(Stored data)

>> begin

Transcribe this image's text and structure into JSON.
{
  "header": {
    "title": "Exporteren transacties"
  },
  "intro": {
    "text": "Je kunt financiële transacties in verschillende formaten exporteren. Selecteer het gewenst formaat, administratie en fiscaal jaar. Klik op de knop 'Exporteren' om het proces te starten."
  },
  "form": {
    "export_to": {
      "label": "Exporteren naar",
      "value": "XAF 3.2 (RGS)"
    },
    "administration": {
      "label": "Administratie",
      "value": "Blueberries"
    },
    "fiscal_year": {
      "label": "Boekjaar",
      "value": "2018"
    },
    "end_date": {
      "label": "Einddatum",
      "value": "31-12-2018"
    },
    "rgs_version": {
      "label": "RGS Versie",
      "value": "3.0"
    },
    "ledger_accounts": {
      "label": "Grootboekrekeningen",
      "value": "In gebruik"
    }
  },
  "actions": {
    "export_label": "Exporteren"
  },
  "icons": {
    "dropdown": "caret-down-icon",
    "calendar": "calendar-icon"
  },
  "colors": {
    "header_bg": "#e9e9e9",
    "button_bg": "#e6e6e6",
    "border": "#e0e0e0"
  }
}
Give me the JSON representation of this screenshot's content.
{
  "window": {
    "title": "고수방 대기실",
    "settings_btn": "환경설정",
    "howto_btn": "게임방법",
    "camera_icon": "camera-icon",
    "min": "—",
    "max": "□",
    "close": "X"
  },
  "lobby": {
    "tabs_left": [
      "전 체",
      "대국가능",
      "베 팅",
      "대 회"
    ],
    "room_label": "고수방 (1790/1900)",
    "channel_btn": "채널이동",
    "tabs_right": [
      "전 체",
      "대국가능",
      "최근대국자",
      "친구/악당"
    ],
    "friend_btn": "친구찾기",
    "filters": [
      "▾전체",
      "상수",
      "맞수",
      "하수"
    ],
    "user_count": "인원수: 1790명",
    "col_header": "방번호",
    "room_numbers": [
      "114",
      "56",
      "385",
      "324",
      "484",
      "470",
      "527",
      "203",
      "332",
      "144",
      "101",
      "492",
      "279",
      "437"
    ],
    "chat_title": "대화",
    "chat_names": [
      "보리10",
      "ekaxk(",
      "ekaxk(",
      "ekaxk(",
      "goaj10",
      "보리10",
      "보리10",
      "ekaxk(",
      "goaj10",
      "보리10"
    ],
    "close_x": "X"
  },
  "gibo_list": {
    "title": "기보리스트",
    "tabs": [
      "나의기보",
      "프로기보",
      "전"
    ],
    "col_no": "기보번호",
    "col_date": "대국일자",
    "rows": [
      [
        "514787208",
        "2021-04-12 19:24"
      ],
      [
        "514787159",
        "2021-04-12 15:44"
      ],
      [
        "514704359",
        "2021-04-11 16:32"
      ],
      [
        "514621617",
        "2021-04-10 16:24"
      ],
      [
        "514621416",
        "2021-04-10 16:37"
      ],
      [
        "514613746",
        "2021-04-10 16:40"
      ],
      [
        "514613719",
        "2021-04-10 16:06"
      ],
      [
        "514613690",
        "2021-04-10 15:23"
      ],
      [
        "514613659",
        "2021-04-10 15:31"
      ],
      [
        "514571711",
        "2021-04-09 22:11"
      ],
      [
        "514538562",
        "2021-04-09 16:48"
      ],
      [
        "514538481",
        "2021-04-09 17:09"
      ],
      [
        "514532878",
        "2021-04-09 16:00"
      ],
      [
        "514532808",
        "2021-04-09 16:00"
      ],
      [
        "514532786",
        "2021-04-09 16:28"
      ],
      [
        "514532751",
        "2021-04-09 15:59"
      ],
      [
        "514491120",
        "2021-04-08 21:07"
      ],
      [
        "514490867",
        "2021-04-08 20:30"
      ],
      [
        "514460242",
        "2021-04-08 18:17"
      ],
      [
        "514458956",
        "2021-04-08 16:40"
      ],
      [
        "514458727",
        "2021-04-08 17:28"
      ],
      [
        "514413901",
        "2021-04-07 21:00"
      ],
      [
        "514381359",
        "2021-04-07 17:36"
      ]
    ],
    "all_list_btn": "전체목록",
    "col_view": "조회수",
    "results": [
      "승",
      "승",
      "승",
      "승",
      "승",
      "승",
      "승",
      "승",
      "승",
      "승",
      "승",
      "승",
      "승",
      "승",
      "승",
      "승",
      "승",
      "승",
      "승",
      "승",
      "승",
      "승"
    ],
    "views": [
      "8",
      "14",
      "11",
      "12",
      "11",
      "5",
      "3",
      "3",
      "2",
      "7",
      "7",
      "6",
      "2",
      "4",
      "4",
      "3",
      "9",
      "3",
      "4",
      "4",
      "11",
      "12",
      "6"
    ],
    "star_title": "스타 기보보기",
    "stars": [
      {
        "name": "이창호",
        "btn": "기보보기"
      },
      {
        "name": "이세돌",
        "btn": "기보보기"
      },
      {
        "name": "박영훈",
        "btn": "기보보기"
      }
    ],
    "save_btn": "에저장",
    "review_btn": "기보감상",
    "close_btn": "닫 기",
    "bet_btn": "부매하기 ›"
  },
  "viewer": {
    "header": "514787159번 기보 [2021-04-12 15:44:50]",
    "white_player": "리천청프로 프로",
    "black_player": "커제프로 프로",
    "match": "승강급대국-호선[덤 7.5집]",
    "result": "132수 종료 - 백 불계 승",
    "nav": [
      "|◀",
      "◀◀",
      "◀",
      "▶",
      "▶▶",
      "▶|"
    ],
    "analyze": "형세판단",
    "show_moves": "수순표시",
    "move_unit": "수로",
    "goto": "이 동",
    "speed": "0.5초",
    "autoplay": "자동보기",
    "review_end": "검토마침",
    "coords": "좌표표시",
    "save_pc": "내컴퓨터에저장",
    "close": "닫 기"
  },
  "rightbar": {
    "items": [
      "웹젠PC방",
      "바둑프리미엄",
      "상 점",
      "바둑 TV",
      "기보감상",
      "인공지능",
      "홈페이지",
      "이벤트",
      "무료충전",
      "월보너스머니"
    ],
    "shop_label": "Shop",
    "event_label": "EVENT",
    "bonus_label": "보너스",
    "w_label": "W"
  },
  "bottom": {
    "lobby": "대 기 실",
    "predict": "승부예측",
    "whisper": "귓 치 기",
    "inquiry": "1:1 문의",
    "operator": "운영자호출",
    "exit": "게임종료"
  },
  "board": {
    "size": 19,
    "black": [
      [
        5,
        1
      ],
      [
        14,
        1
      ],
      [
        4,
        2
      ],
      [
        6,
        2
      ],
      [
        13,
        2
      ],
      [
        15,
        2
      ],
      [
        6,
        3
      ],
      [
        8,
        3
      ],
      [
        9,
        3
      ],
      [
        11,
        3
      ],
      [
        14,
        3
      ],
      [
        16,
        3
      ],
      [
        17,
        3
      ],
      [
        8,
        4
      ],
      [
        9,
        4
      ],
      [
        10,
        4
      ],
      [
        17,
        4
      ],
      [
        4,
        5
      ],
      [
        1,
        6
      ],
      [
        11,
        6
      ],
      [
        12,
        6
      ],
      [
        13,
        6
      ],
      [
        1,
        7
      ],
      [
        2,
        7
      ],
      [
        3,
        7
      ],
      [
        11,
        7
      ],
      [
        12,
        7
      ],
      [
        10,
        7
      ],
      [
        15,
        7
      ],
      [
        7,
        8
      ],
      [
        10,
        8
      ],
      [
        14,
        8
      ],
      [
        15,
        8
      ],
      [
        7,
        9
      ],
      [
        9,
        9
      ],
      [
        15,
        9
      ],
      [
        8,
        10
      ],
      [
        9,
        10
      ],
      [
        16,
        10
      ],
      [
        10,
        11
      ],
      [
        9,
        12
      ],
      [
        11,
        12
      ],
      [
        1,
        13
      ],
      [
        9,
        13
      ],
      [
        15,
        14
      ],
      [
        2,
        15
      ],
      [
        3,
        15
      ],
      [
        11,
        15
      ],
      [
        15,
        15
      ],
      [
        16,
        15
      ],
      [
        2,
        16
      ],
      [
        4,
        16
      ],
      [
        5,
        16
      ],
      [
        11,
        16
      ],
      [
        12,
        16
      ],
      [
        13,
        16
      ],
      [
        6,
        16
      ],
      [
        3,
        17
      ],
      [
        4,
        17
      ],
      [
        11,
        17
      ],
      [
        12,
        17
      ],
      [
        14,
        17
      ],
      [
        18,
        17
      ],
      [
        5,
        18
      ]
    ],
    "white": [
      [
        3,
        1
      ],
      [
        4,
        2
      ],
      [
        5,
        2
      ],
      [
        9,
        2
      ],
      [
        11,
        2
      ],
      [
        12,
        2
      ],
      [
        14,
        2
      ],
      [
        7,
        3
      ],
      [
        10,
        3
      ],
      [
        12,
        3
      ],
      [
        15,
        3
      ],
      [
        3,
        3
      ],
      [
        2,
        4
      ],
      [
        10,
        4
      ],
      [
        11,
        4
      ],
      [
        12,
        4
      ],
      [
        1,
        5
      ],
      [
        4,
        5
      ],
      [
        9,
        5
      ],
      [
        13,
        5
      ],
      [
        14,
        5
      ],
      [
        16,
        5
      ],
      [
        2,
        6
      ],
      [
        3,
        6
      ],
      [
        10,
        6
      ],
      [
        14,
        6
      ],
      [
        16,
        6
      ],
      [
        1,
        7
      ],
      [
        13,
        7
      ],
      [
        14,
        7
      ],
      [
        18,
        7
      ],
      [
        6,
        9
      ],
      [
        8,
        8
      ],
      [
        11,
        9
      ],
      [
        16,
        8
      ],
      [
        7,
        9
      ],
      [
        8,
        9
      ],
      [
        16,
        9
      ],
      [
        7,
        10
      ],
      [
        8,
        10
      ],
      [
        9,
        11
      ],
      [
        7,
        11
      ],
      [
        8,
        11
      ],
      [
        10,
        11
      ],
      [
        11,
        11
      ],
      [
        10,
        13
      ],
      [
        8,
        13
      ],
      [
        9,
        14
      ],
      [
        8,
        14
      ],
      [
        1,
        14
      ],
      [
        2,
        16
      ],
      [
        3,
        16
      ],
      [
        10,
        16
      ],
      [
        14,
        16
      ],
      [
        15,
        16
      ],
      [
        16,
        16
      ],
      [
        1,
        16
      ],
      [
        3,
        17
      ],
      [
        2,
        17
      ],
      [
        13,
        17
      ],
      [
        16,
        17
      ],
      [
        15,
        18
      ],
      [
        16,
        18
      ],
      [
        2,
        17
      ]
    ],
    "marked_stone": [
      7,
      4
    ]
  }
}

>> end

> [Goal]:
In the entries above, find every line holding the word "this" and copy it out.

> [Answer to the task]:
Transcribe this image's text and structure into JSON.
Give me the JSON representation of this screenshot's content.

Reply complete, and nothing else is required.